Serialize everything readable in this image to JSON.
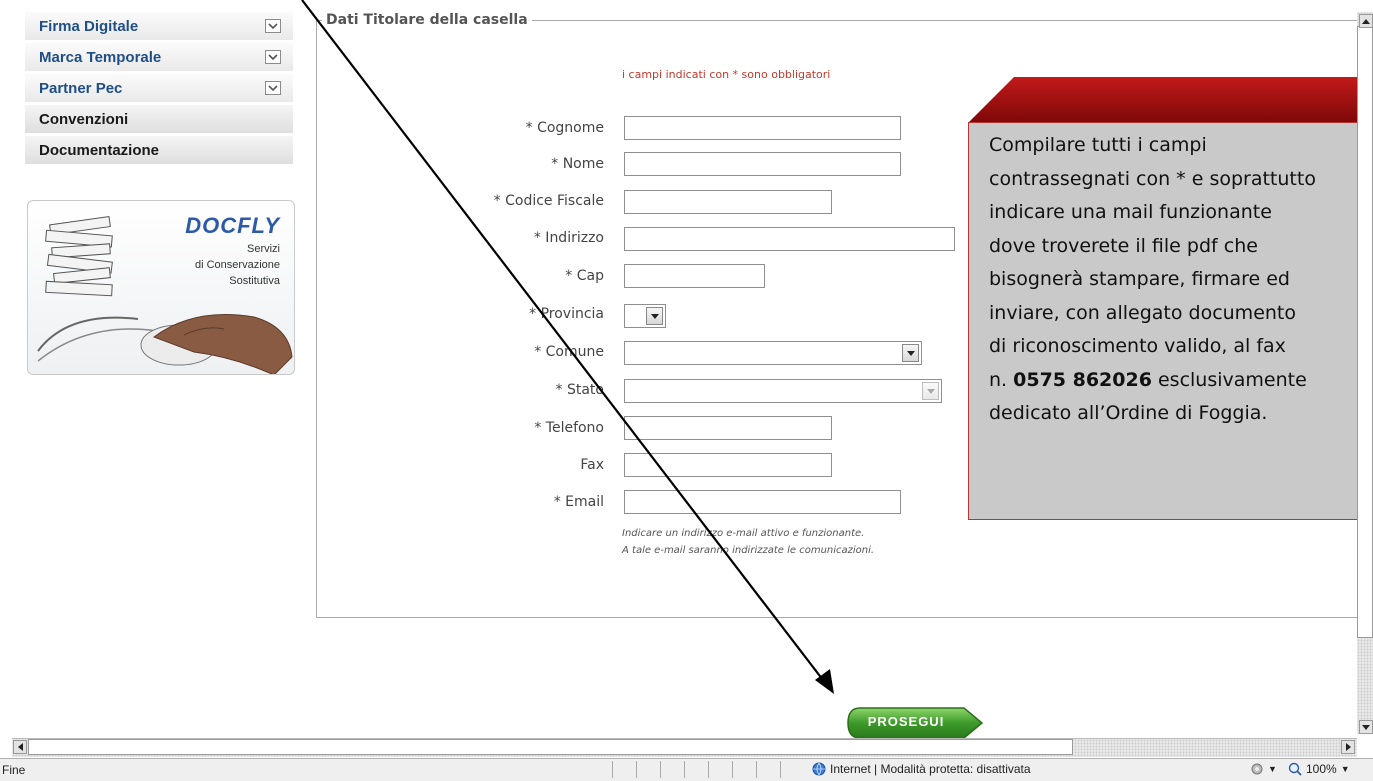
{
  "sidebar": {
    "items": [
      {
        "label": "Firma Digitale",
        "expandable": true
      },
      {
        "label": "Marca Temporale",
        "expandable": true
      },
      {
        "label": "Partner Pec",
        "expandable": true
      },
      {
        "label": "Convenzioni",
        "expandable": false
      },
      {
        "label": "Documentazione",
        "expandable": false
      }
    ],
    "banner": {
      "brand": "DOCFLY",
      "line1": "Servizi",
      "line2": "di Conservazione",
      "line3": "Sostitutiva"
    }
  },
  "form": {
    "legend": "Dati Titolare della casella",
    "required_note": "i campi indicati con * sono obbligatori",
    "fields": {
      "cognome": {
        "label": "* Cognome",
        "value": ""
      },
      "nome": {
        "label": "* Nome",
        "value": ""
      },
      "codice_fiscale": {
        "label": "* Codice Fiscale",
        "value": ""
      },
      "indirizzo": {
        "label": "* Indirizzo",
        "value": ""
      },
      "cap": {
        "label": "* Cap",
        "value": ""
      },
      "provincia": {
        "label": "* Provincia",
        "value": ""
      },
      "comune": {
        "label": "* Comune",
        "value": ""
      },
      "stato": {
        "label": "* Stato",
        "value": ""
      },
      "telefono": {
        "label": "* Telefono",
        "value": ""
      },
      "fax": {
        "label": "Fax",
        "value": ""
      },
      "email": {
        "label": "* Email",
        "value": ""
      }
    },
    "email_hint_1": "Indicare un indirizzo e-mail attivo e funzionante.",
    "email_hint_2": "A tale e-mail saranno indirizzate le comunicazioni.",
    "submit_label": "PROSEGUI"
  },
  "callout": {
    "line1": "Compilare tutti i campi",
    "line2": "contrassegnati con * e soprattutto",
    "line3": "indicare una mail funzionante",
    "line4": "dove troverete il file pdf che",
    "line5": "bisognerà  stampare, firmare ed",
    "line6": "inviare, con allegato documento",
    "line7": "di riconoscimento valido,  al fax",
    "line8_prefix": "n. ",
    "line8_bold": "0575 862026",
    "line8_suffix": " esclusivamente",
    "line9": "dedicato all’Ordine di Foggia."
  },
  "statusbar": {
    "status": "Fine",
    "zone": "Internet | Modalità protetta: disattivata",
    "zoom": "100%"
  },
  "colors": {
    "link_blue": "#1f4f86",
    "required_red": "#c0392b",
    "callout_bg": "#c9c9c9",
    "callout_header": "#9b0c0c",
    "button_green": "#3d9a2a"
  }
}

**Short problem**. Transcribe all of the material exactly, leaving out whatever pictures it contains.

**Complete response**.
Serialize everything readable in this image to JSON.
{
  "sidebar": {
    "items": [
      {
        "label": "Firma Digitale",
        "expandable": true
      },
      {
        "label": "Marca Temporale",
        "expandable": true
      },
      {
        "label": "Partner Pec",
        "expandable": true
      },
      {
        "label": "Convenzioni",
        "expandable": false
      },
      {
        "label": "Documentazione",
        "expandable": false
      }
    ],
    "banner": {
      "brand": "DOCFLY",
      "line1": "Servizi",
      "line2": "di Conservazione",
      "line3": "Sostitutiva"
    }
  },
  "form": {
    "legend": "Dati Titolare della casella",
    "required_note": "i campi indicati con * sono obbligatori",
    "fields": {
      "cognome": {
        "label": "* Cognome",
        "value": ""
      },
      "nome": {
        "label": "* Nome",
        "value": ""
      },
      "codice_fiscale": {
        "label": "* Codice Fiscale",
        "value": ""
      },
      "indirizzo": {
        "label": "* Indirizzo",
        "value": ""
      },
      "cap": {
        "label": "* Cap",
        "value": ""
      },
      "provincia": {
        "label": "* Provincia",
        "value": ""
      },
      "comune": {
        "label": "* Comune",
        "value": ""
      },
      "stato": {
        "label": "* Stato",
        "value": ""
      },
      "telefono": {
        "label": "* Telefono",
        "value": ""
      },
      "fax": {
        "label": "Fax",
        "value": ""
      },
      "email": {
        "label": "* Email",
        "value": ""
      }
    },
    "email_hint_1": "Indicare un indirizzo e-mail attivo e funzionante.",
    "email_hint_2": "A tale e-mail saranno indirizzate le comunicazioni.",
    "submit_label": "PROSEGUI"
  },
  "callout": {
    "line1": "Compilare tutti i campi",
    "line2": "contrassegnati con * e soprattutto",
    "line3": "indicare una mail funzionante",
    "line4": "dove troverete il file pdf che",
    "line5": "bisognerà  stampare, firmare ed",
    "line6": "inviare, con allegato documento",
    "line7": "di riconoscimento valido,  al fax",
    "line8_prefix": "n. ",
    "line8_bold": "0575 862026",
    "line8_suffix": " esclusivamente",
    "line9": "dedicato all’Ordine di Foggia."
  },
  "statusbar": {
    "status": "Fine",
    "zone": "Internet | Modalità protetta: disattivata",
    "zoom": "100%"
  },
  "colors": {
    "link_blue": "#1f4f86",
    "required_red": "#c0392b",
    "callout_bg": "#c9c9c9",
    "callout_header": "#9b0c0c",
    "button_green": "#3d9a2a"
  }
}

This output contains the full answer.